■ Extracted information ■
───
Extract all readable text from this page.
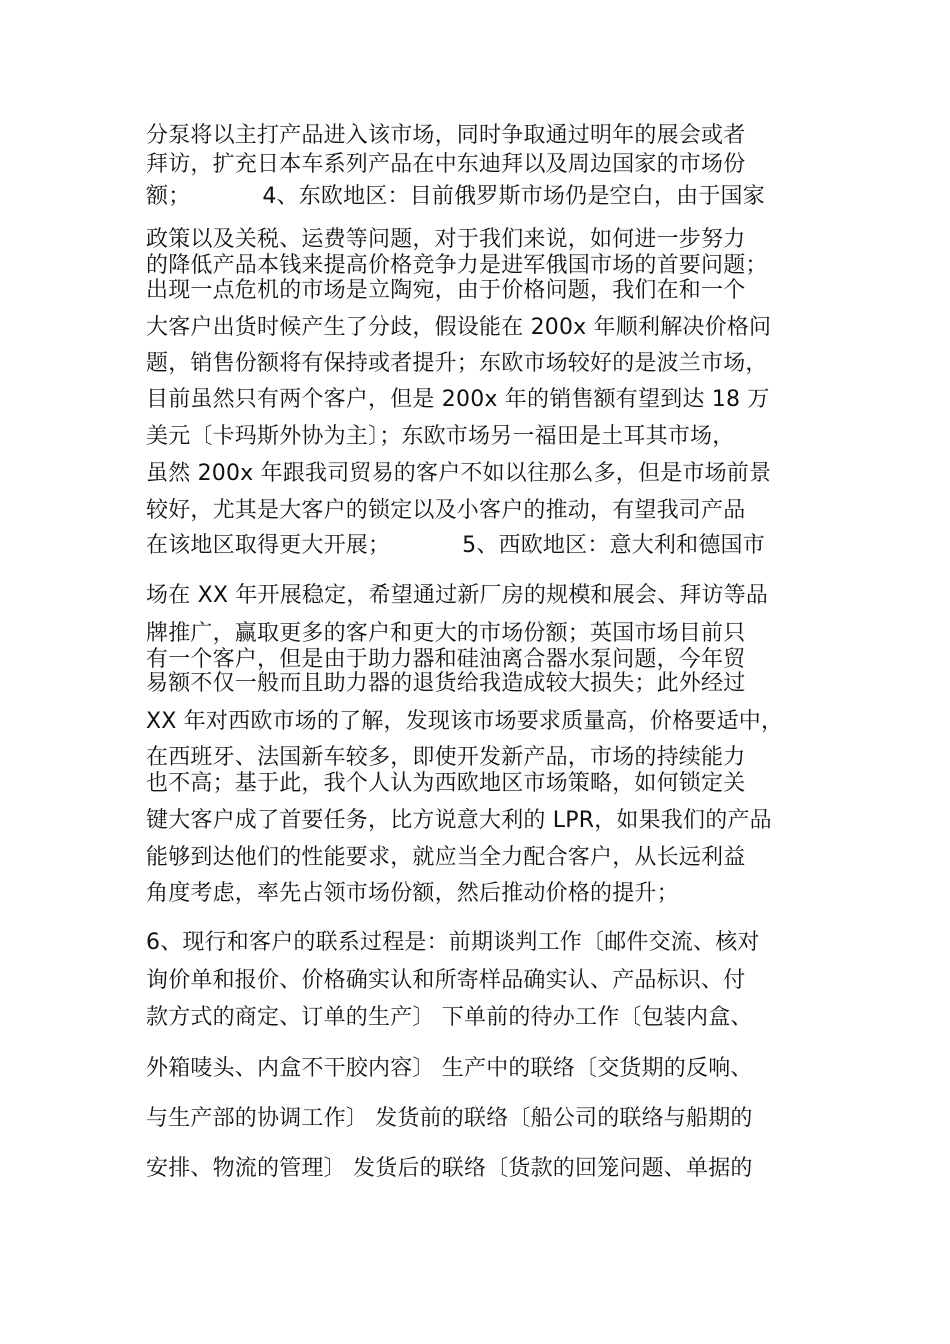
分泵将以主打产品进入该市场，同时争取通过明年的展会或者
拜访，扩充日本车系列产品在中东迪拜以及周边国家的市场份
额；          4、东欧地区：目前俄罗斯市场仍是空白，由于国家
政策以及关税、运费等问题，对于我们来说，如何进一步努力
的降低产品本钱来提高价格竞争力是进军俄国市场的首要问题；
出现一点危机的市场是立陶宛，由于价格问题，我们在和一个
大客户出货时候产生了分歧，假设能在 200x 年顺利解决价格问
题，销售份额将有保持或者提升；东欧市场较好的是波兰市场，
目前虽然只有两个客户，但是 200x 年的销售额有望到达 18 万
美元〔卡玛斯外协为主〕；东欧市场另一福田是土耳其市场，
虽然 200x 年跟我司贸易的客户不如以往那么多，但是市场前景
较好，尤其是大客户的锁定以及小客户的推动，有望我司产品
在该地区取得更大开展；          5、西欧地区：意大利和德国市
场在 XX 年开展稳定，希望通过新厂房的规模和展会、拜访等品
牌推广，赢取更多的客户和更大的市场份额；英国市场目前只
有一个客户，但是由于助力器和硅油离合器水泵问题，今年贸
易额不仅一般而且助力器的退货给我造成较大损失；此外经过
XX 年对西欧市场的了解，发现该市场要求质量高，价格要适中，
在西班牙、法国新车较多，即使开发新产品，市场的持续能力
也不高；基于此，我个人认为西欧地区市场策略，如何锁定关
键大客户成了首要任务，比方说意大利的 LPR，如果我们的产品
能够到达他们的性能要求，就应当全力配合客户，从长远利益
角度考虑，率先占领市场份额，然后推动价格的提升；
6、现行和客户的联系过程是：前期谈判工作〔邮件交流、核对
询价单和报价、价格确实认和所寄样品确实认、产品标识、付
款方式的商定、订单的生产〕 下单前的待办工作〔包装内盒、
外箱唛头、内盒不干胶内容〕 生产中的联络〔交货期的反响、
与生产部的协调工作〕 发货前的联络〔船公司的联络与船期的
安排、物流的管理〕 发货后的联络〔货款的回笼问题、单据的
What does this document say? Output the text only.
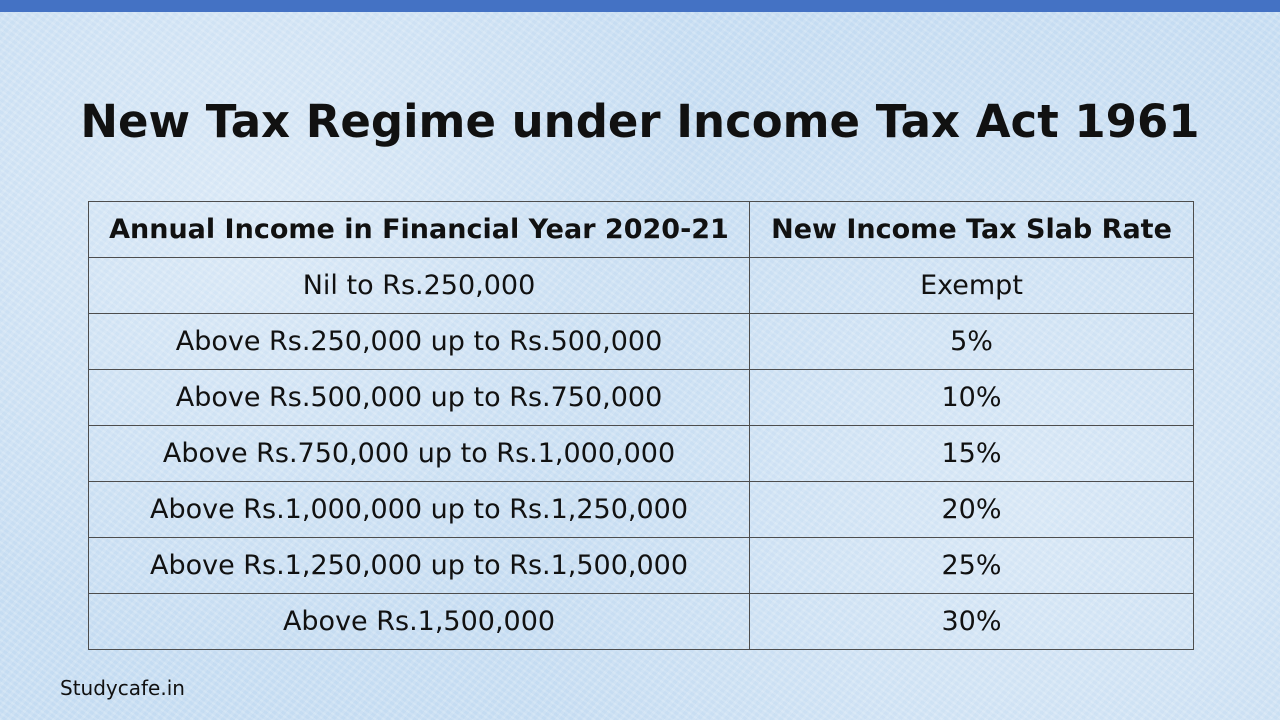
New Tax Regime under Income Tax Act 1961
Annual Income in Financial Year 2020-21	New Income Tax Slab Rate
Nil to Rs.250,000	Exempt
Above Rs.250,000 up to Rs.500,000	5%
Above Rs.500,000 up to Rs.750,000	10%
Above Rs.750,000 up to Rs.1,000,000	15%
Above Rs.1,000,000 up to Rs.1,250,000	20%
Above Rs.1,250,000 up to Rs.1,500,000	25%
Above Rs.1,500,000	30%
Studycafe.in
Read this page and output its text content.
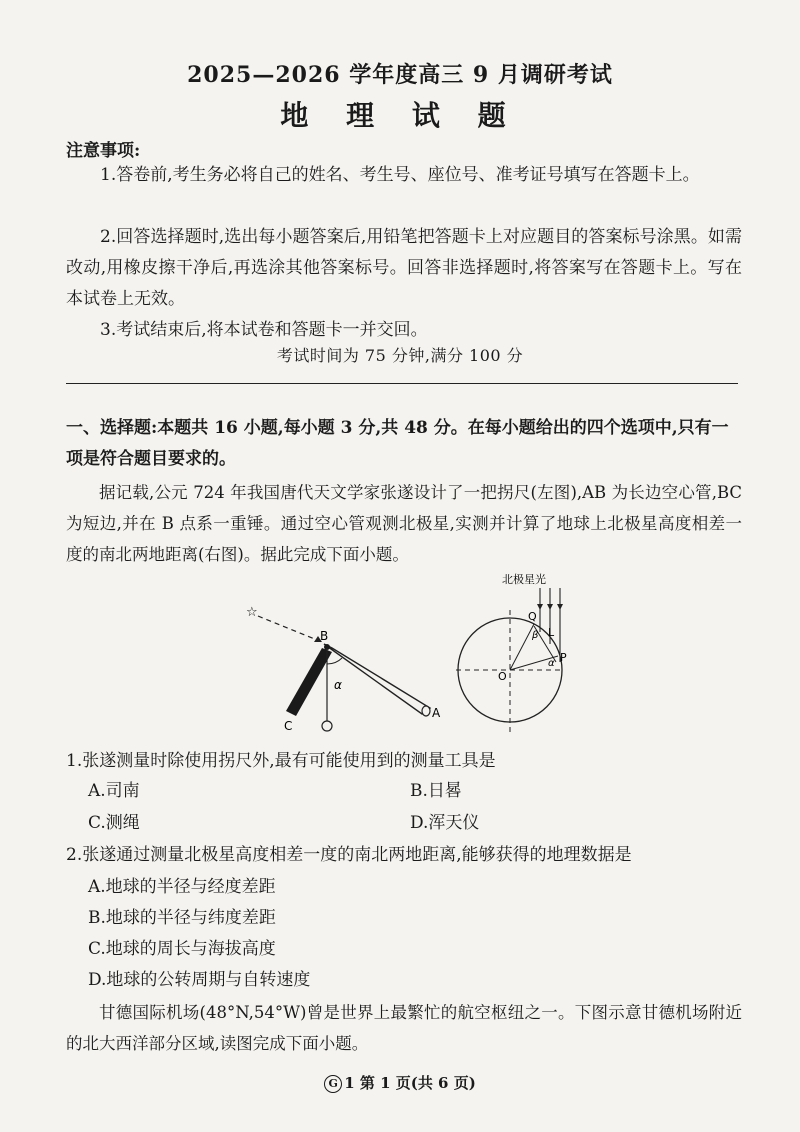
2025—2026 学年度高三 9 月调研考试
地 理 试 题
注意事项:
1.答卷前,考生务必将自己的姓名、考生号、座位号、准考证号填写在答题卡上。
2.回答选择题时,选出每小题答案后,用铅笔把答题卡上对应题目的答案标号涂黑。如需改动,用橡皮擦干净后,再选涂其他答案标号。回答非选择题时,将答案写在答题卡上。写在本试卷上无效。
3.考试结束后,将本试卷和答题卡一并交回。
考试时间为 75 分钟,满分 100 分
一、选择题:本题共 16 小题,每小题 3 分,共 48 分。在每小题给出的四个选项中,只有一项是符合题目要求的。
据记载,公元 724 年我国唐代天文学家张遂设计了一把拐尺(左图),AB 为长边空心管,BC 为短边,并在 B 点系一重锤。通过空心管观测北极星,实测并计算了地球上北极星高度相差一度的南北两地距离(右图)。据此完成下面小题。
☆
B
A
C
α
北极星光
Q
L
P
O
β
α
1.张遂测量时除使用拐尺外,最有可能使用到的测量工具是
A.司南	B.日晷
C.测绳	D.浑天仪
2.张遂通过测量北极星高度相差一度的南北两地距离,能够获得的地理数据是
A.地球的半径与经度差距
B.地球的半径与纬度差距
C.地球的周长与海拔高度
D.地球的公转周期与自转速度
甘德国际机场(48°N,54°W)曾是世界上最繁忙的航空枢纽之一。下图示意甘德机场附近的北大西洋部分区域,读图完成下面小题。
G 1 第 1 页(共 6 页)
───
■ Task directions ■
Output exactly the lines from the one containing "Read this page and output its text content." through the last line of the records above, both included, and leave out the pictures.

■ Answer to the problem ■
Read this page and output its text content.
2025—2026 学年度高三 9 月调研考试
地 理 试 题
注意事项:
1.答卷前,考生务必将自己的姓名、考生号、座位号、准考证号填写在答题卡上。
2.回答选择题时,选出每小题答案后,用铅笔把答题卡上对应题目的答案标号涂黑。如需改动,用橡皮擦干净后,再选涂其他答案标号。回答非选择题时,将答案写在答题卡上。写在本试卷上无效。
3.考试结束后,将本试卷和答题卡一并交回。
考试时间为 75 分钟,满分 100 分
一、选择题:本题共 16 小题,每小题 3 分,共 48 分。在每小题给出的四个选项中,只有一项是符合题目要求的。
据记载,公元 724 年我国唐代天文学家张遂设计了一把拐尺(左图),AB 为长边空心管,BC 为短边,并在 B 点系一重锤。通过空心管观测北极星,实测并计算了地球上北极星高度相差一度的南北两地距离(右图)。据此完成下面小题。
☆
B
A
C
α
北极星光
Q
L
P
O
β
α
1.张遂测量时除使用拐尺外,最有可能使用到的测量工具是
A.司南	B.日晷
C.测绳	D.浑天仪
2.张遂通过测量北极星高度相差一度的南北两地距离,能够获得的地理数据是
A.地球的半径与经度差距
B.地球的半径与纬度差距
C.地球的周长与海拔高度
D.地球的公转周期与自转速度
甘德国际机场(48°N,54°W)曾是世界上最繁忙的航空枢纽之一。下图示意甘德机场附近的北大西洋部分区域,读图完成下面小题。
G 1 第 1 页(共 6 页)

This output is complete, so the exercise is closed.